**OBJECTIF:**
Rédigez la suite de l'entretien sur l'accord de cessez-le-feu en Géorgie, en reprenant après sa dernière phrase.

**TEXTE FOURNI:**

Texte intégral
Q - Etes-vous satisfait de l'accord signé aujourd'hui par les Russes ?
R - Restons très prudents... Pourtant, si les deux parties s'en tiennent à cet accord, ce sera une des guerres les plus courtes et l'un des cessez-le-feu le plus vite obtenu. Mais nous n'en sommes, hélas, pas là. L'essentiel, c'est le retrait des forces russes et il n'est pas encore amorcé malgré la signature des deux présidents Saakachvili et Medvedev, l'appui des Etats-Unis et des vingt-sept pays européens. En tout état de cause, cet épisode souligne, après tant de déceptions, l'immense place que doit occuper l'Europe dans la diplomatie mondiale. Qui pouvait intervenir autre que l'Europe pour faire cesser la guerre ?
Q - Malgré l'accord signé par les Russes eux-mêmes, ils n'ont pas encore retiré leurs troupes. N'est-ce pas inquiétant ?
R - C'est très inquiétant. Le cessez-le-feu est fragile, bien sûr, comme tous les cessez-le-feu. Je suis, hélas, bien placé pour le savoir depuis des dizaines d'années : c'est toujours à la période d'un cessez-le-feu que les exactions les plus graves se commettent. Mais il faut absolument que les pressions diplomatiques et politiques continuent, nous nous y employons.
Q - Les Russes n'ont-ils pas la part belle dans cet accord ?
R - Au nom de l'Union européenne, nous avons eu à intervenir en urgence parce que la situation était catastrophique pour les populations civiles. La signature de l'accord ayant été obtenue, dès demain les Nations unies adopteront, je l'espère, une résolution qui permettra d'envoyer au plus vite une force internationale de maintien de la paix et d'affirmer, ce à quoi nous tenons tous, l'intégrité territoriale de la Géorgie. Nous y travaillons avec acharnement mais rien n'est encore certain.

**MATÉRIEL FOURNI:**

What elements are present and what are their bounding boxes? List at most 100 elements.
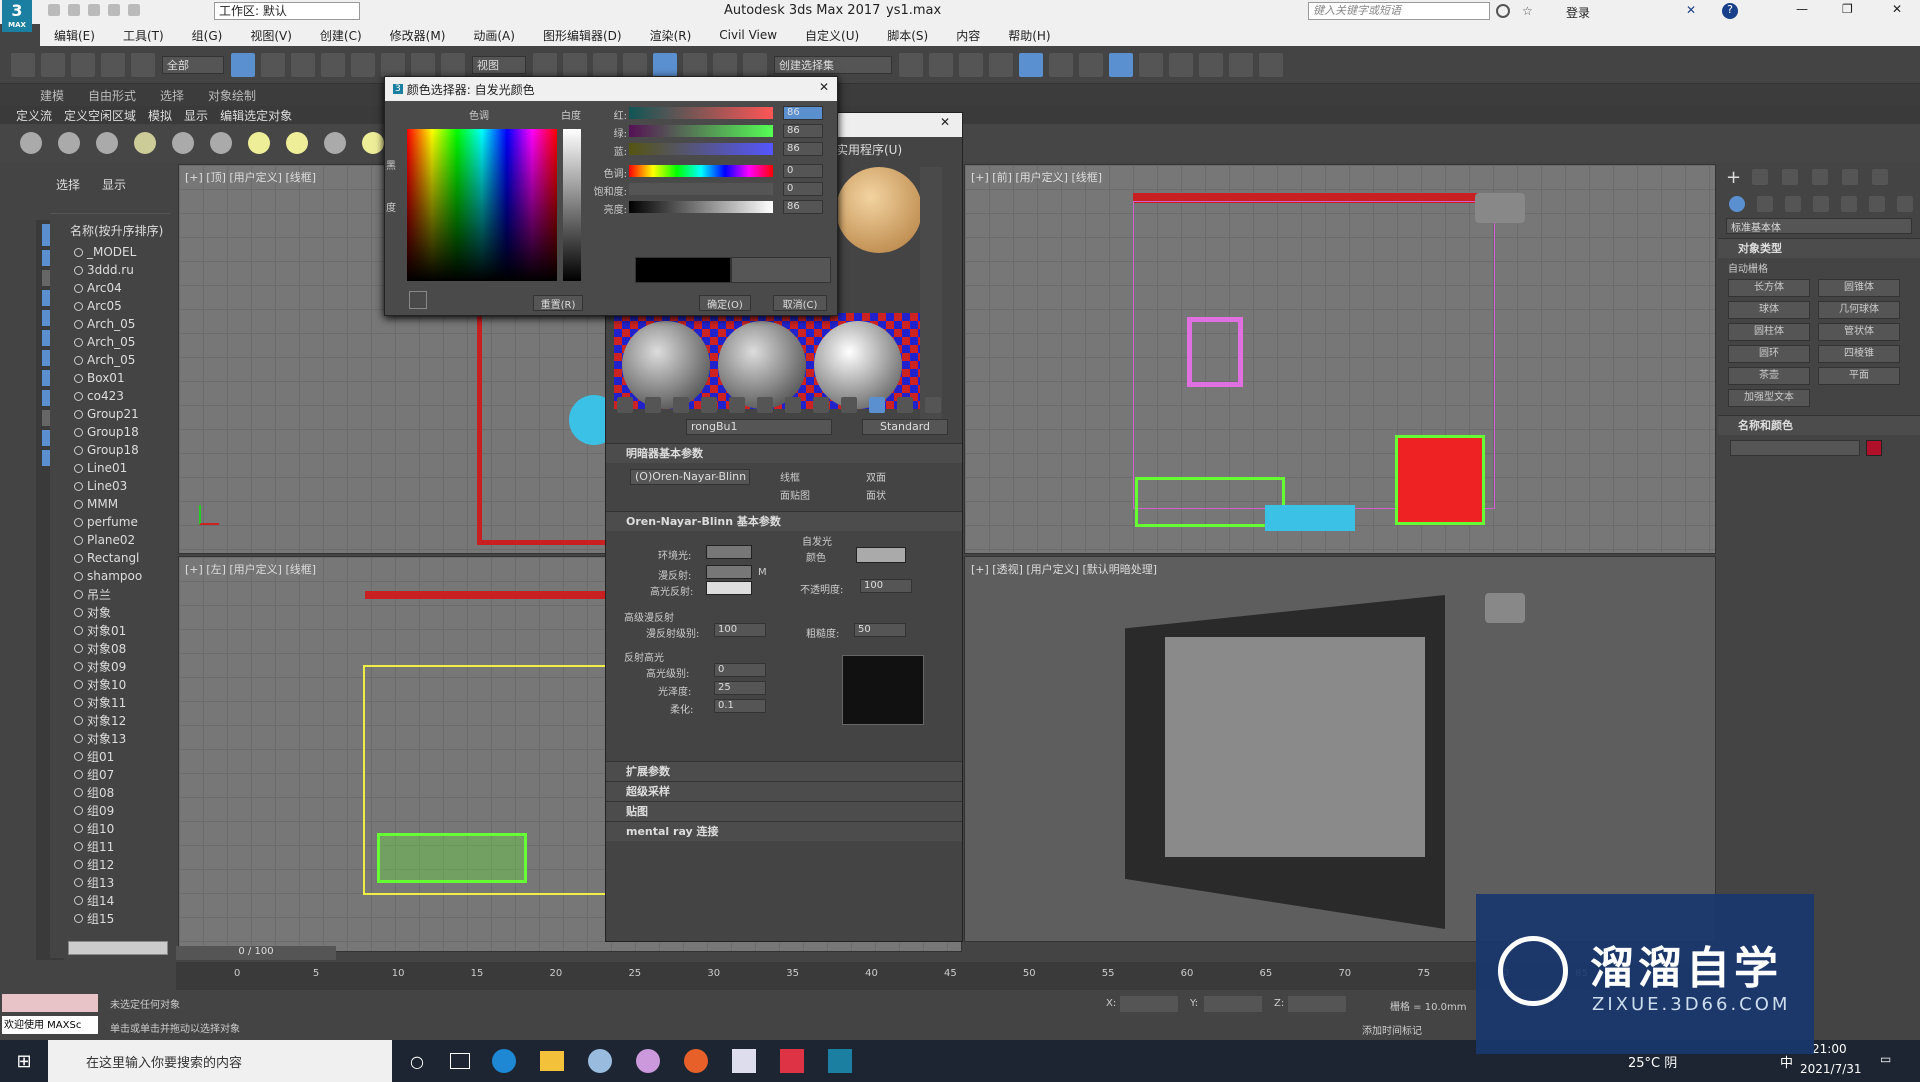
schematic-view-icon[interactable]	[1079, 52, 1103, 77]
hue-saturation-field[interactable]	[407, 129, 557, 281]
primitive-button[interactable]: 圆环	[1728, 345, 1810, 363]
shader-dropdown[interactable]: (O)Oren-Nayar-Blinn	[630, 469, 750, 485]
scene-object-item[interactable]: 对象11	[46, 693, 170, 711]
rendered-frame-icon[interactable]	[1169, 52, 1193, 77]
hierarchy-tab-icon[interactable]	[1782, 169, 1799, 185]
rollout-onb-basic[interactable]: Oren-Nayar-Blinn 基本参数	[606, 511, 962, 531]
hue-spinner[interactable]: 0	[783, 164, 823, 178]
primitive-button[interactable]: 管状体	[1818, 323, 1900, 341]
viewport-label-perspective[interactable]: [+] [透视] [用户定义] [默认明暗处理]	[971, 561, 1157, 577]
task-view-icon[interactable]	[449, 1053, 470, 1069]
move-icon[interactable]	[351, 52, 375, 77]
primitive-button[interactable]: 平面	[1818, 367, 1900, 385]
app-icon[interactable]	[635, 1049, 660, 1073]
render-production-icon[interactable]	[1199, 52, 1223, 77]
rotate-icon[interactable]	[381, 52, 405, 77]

**BONNE RÉPONSE:**
Q - Dans quel délai cette force internationale peut-elle intervenir selon vous ?
R - Les conflits caucasiens durent depuis des siècles et vous voulez que l'on réussisse en deux jours ! Au plus vite, cela peut être quelques semaines. En attendant il faudra que des observateurs de l'OSCE et de l'Union européenne se rendent sur le terrain, seule façon d'éviter les provocations et le maintien des troupes russes.
Q - N'est-ce pas finalement le plan Medvedev qui l'a emporté ?
R - Si l'on se situe du côté de la paix indispensable et non du côté des opérations militaires ou des jugements moraux, le travail du président Sarkozy et de la diplomatie française a consisté à faire signer le même texte par les deux présidents, géorgien et russe. Il y a eu de la part des Géorgiens de grosses erreurs de jugement et de la part des Russes, une disproportion évidente à la riposte. Que les journalistes enquêtent et que les historiens se prononcent ! Mais il n'est pas encore temps d'écrire l'Histoire.
Q - Certains parlent du retour de la guerre froide, qu'en pensez-vous ?
R - La Russie est devenue une grande puissance, c'est ce qui inquiète. La Russie et la Géorgie se sont dégagées du communisme ensemble, il y a vingt ans. Une nouvelle analyse s'impose : ce n'est pas la guerre froide, c'est une opposition qu'il faut caractériser différemment malgré les résurgences du passé. Par exemple, sur l'Iran, nous avons des positions communes et c'est très important. Parler de guerre froide, c'est vraiment tomber dans la facilité. Qu'il y ait des oppositions entre les puissances, c'est juste, et qu'il y ait des rancoeurs de la part des pays qui ont eu à affronter, sans notre soutien, le communisme pendant si longtemps, cela est vrai aussi.
Q - Néanmoins, que pensez-vous de la menace des Russes à l'égard de la Pologne, si celle-ci installe sur son sol le bouclier antimissile américain ?
R - La Pologne est un pays souverain. Mais il faut comprendre que cela suscite la réprobation et des craintes de la part de la Russie. Les Américains nous disent que ce ne sont pas les Russes qui sont visés. Dont acte. Nous avons à inventer un langage nouveau vis-à-vis de la Russie. C'est ce que s'efforce de faire l'Union européenne.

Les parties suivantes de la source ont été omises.